GIVEN TASK 1 » In the excerpt on admixed conifers and European beech stands, shorten the paragraph that begins "Context: Establishing mixed forest stands" into a brief bulleted list of its main points.

───── GIVEN PASSAGE

Do admixed conifers change soil nutrient conditions of European beech stands?

Estela Covre Foltran https://orcid.org/0000-0001-5752-9675 A B * , Christian Ammer C and Norbert Lamersdorf A
+ Author Affiliations
- Author Affiliations

A Soil Science of Temperate Ecosystems – Georg-August University of Göttingen, Göttingen, Germany.

B INRAe – ISPA Interaction Soil, Plant and Atmosphere, France.

C Silviculture and Forest Ecology of the Temperate Zones, Georg-August University of Göttingen, Göttingen, Germany.

* Correspondence to: estelacfoltran@gmail.com

Handling Editor: Frank Ashwood

Soil Research 61(7) 647-662 https://doi.org/10.1071/SR22218
Submitted: 13 October 2022  Accepted: 6 May 2023   Published: 23 June 2023

© 2023 The Author(s) (or their employer(s)). Published by CSIRO Publishing

Abstract

Context: Establishing mixed forest stands is an option for improving soil nutrient conditions and for increasing the resilience of forest ecosystems.

──────────
───── THE RECORDS

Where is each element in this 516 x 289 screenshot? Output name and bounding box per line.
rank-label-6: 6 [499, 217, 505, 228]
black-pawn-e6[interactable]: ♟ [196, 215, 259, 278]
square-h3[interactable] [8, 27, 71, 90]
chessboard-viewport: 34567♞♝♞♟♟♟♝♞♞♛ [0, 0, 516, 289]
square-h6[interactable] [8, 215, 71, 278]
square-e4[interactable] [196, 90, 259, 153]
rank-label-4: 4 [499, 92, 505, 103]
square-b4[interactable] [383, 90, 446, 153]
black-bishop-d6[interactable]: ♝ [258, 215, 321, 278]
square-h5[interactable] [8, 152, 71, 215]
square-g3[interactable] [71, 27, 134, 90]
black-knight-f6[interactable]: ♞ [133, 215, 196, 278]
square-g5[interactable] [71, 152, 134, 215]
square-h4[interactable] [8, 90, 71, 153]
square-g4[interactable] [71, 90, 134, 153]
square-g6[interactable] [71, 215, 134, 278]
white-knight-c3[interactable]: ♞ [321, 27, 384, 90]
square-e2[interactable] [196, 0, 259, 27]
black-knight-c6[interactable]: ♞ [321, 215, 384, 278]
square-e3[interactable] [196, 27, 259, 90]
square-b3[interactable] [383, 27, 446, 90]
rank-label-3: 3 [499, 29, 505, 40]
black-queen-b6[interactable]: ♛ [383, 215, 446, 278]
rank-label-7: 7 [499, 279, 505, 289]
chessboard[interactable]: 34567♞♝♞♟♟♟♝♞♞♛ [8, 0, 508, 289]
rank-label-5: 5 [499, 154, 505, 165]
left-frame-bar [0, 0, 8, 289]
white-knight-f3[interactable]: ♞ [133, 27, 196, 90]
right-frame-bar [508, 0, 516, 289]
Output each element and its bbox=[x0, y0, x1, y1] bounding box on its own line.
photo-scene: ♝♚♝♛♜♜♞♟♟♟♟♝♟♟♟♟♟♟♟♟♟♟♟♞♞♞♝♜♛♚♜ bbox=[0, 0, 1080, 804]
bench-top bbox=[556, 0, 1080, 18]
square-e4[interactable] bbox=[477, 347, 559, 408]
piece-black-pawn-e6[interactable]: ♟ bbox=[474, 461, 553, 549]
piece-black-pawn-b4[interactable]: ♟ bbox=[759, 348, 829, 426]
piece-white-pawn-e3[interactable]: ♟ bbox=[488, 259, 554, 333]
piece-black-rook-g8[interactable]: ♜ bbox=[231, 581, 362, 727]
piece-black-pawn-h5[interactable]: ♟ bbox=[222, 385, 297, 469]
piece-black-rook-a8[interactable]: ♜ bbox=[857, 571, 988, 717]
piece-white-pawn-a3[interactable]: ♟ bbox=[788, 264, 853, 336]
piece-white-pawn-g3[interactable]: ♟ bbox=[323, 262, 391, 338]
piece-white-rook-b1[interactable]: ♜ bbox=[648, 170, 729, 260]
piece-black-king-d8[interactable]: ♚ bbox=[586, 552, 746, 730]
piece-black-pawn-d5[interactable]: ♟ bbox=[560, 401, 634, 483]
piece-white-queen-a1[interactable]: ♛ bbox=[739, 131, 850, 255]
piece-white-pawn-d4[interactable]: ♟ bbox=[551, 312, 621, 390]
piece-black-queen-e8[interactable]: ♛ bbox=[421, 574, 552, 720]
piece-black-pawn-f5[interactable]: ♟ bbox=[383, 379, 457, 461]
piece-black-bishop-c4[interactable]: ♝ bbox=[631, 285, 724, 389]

──────────

GIVEN TASK 2 » Output the listing as a Markdown table with the columns Row and Line. Begin at the first line of the listing, stop after the line that contains "rank-label-3: 3 [499, 29, 505, 40]", and leave out blank lines.

TASK RESPONSE 1 »
- Establishing mixed forest stands is an option for forests.
- It can improve soil nutrient conditions.
- It can make forest ecosystems more resilient.

TASK RESPONSE 2 »
| Row | Line |
|---|---|
| 1 | Where is each element in this 516 x 289 screenshot? Output name and bounding box per line. |
| 2 | rank-label-6: 6 [499, 217, 505, 228] |
| 3 | black-pawn-e6[interactable]: ♟ [196, 215, 259, 278] |
| 4 | square-h3[interactable] [8, 27, 71, 90] |
| 5 | chessboard-viewport: 34567♞♝♞♟♟♟♝♞♞♛ [0, 0, 516, 289] |
| 6 | square-h6[interactable] [8, 215, 71, 278] |
| 7 | square-e4[interactable] [196, 90, 259, 153] |
| 8 | rank-label-4: 4 [499, 92, 505, 103] |
| 9 | square-b4[interactable] [383, 90, 446, 153] |
| 10 | black-bishop-d6[interactable]: ♝ [258, 215, 321, 278] |
| 11 | square-h5[interactable] [8, 152, 71, 215] |
| 12 | square-g3[interactable] [71, 27, 134, 90] |
| 13 | black-knight-f6[interactable]: ♞ [133, 215, 196, 278] |
| 14 | square-g5[interactable] [71, 152, 134, 215] |
| 15 | square-h4[interactable] [8, 90, 71, 153] |
| 16 | square-g4[interactable] [71, 90, 134, 153] |
| 17 | square-g6[interactable] [71, 215, 134, 278] |
| 18 | white-knight-c3[interactable]: ♞ [321, 27, 384, 90] |
| 19 | square-e2[interactable] [196, 0, 259, 27] |
| 20 | black-knight-c6[interactable]: ♞ [321, 215, 384, 278] |
| 21 | square-e3[interactable] [196, 27, 259, 90] |
| 22 | square-b3[interactable] [383, 27, 446, 90] |
| 23 | rank-label-3: 3 [499, 29, 505, 40] |